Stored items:
++++
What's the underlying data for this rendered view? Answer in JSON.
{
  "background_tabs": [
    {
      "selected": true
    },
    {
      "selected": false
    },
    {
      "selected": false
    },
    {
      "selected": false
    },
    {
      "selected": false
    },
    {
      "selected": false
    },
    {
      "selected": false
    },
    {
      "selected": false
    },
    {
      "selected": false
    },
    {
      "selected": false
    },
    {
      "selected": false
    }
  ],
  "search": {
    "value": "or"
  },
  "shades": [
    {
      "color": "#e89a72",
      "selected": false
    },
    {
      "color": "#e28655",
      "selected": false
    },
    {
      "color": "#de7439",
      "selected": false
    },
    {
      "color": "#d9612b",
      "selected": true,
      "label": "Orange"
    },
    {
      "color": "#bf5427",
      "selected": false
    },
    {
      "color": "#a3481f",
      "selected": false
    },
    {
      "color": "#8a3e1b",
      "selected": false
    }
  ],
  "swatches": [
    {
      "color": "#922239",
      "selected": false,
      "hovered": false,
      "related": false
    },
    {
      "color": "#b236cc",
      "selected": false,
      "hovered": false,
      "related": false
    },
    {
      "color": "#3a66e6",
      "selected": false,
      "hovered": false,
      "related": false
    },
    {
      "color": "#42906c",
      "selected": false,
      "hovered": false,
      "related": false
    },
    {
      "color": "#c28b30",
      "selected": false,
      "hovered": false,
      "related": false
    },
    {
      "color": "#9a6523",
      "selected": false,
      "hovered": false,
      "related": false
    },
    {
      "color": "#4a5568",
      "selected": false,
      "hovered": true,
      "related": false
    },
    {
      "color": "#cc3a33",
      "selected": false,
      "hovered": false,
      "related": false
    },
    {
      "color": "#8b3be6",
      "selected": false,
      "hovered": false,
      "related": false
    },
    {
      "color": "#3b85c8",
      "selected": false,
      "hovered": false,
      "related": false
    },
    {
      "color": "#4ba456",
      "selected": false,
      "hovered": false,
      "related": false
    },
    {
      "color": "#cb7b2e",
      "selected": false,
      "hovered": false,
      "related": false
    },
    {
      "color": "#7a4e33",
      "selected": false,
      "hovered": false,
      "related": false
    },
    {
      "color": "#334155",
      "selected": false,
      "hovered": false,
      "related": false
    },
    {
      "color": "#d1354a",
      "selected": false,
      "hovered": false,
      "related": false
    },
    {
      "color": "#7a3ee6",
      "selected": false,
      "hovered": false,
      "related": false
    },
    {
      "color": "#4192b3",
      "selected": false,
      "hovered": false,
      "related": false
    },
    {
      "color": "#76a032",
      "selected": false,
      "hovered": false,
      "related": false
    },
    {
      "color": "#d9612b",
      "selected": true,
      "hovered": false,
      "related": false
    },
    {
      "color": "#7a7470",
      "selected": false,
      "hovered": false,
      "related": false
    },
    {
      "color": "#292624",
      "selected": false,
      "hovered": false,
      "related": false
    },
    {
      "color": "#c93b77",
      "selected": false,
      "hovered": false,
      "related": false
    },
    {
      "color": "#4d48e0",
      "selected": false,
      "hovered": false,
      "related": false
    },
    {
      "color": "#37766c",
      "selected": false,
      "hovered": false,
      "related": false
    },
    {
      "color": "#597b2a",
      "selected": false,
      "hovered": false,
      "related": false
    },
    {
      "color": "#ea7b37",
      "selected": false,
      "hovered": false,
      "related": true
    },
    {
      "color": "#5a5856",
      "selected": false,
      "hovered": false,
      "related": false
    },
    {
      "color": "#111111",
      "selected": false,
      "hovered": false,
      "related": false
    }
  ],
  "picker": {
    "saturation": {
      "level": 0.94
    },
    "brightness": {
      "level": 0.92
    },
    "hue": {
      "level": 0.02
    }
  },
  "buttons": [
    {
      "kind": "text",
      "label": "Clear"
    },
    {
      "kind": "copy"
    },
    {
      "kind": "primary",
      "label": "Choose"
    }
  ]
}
++++
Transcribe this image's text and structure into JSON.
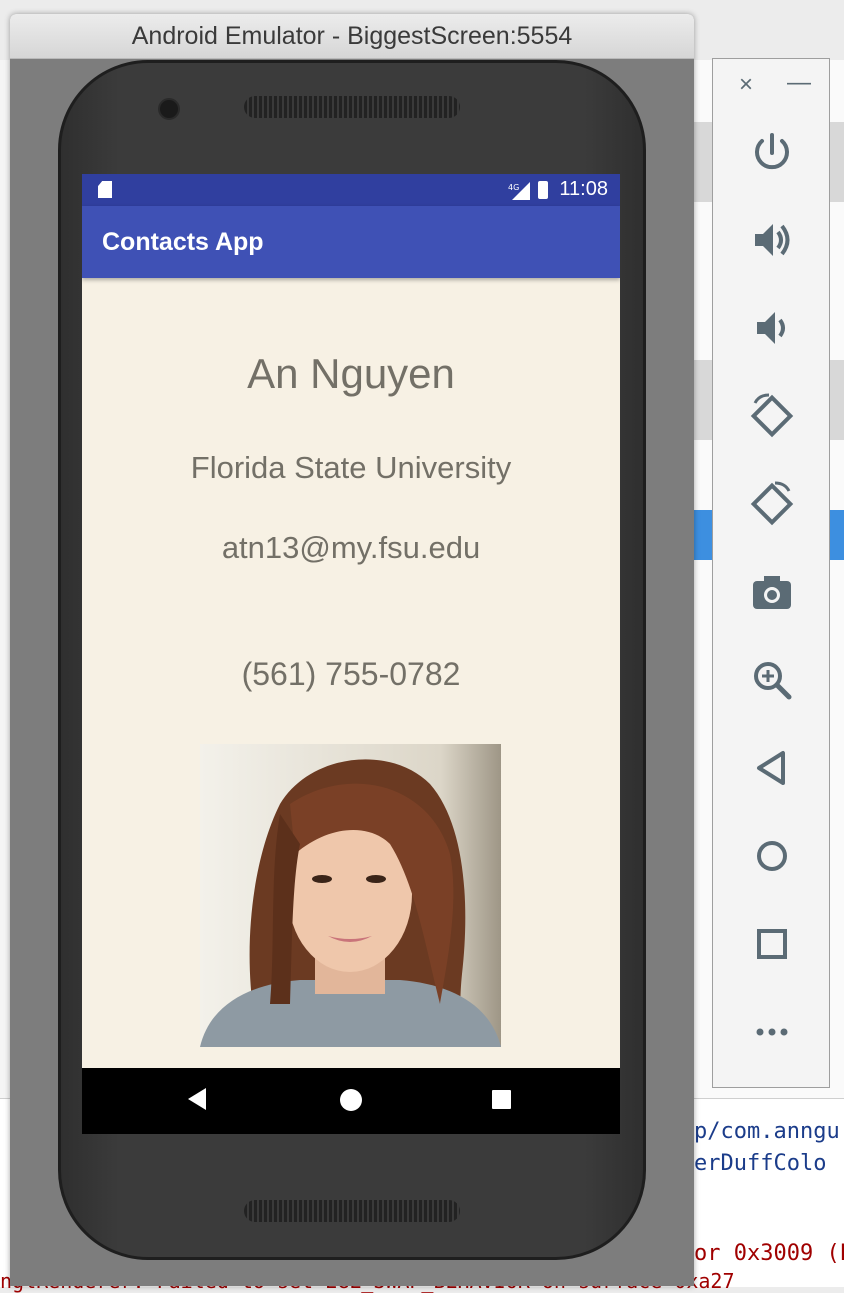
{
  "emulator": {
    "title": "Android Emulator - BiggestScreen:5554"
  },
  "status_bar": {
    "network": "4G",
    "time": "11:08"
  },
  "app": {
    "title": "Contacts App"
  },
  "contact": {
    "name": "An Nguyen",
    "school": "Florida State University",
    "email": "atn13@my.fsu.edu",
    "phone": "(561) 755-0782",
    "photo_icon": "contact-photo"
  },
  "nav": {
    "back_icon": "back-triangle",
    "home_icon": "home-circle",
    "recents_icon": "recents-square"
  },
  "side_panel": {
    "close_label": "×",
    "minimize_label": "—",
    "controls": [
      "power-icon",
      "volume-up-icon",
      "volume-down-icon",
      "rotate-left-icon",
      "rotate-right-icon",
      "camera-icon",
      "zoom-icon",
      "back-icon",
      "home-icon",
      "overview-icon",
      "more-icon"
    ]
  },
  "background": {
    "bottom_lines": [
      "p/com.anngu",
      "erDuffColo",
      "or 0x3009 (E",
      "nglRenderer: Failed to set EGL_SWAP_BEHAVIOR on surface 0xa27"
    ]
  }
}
++++
Instructions to follow:
Look above for every line with the word "true" and copy it.

Task output:
      "selected": true
      "selected": true,
      "hovered": true,
      "selected": true,
      "related": true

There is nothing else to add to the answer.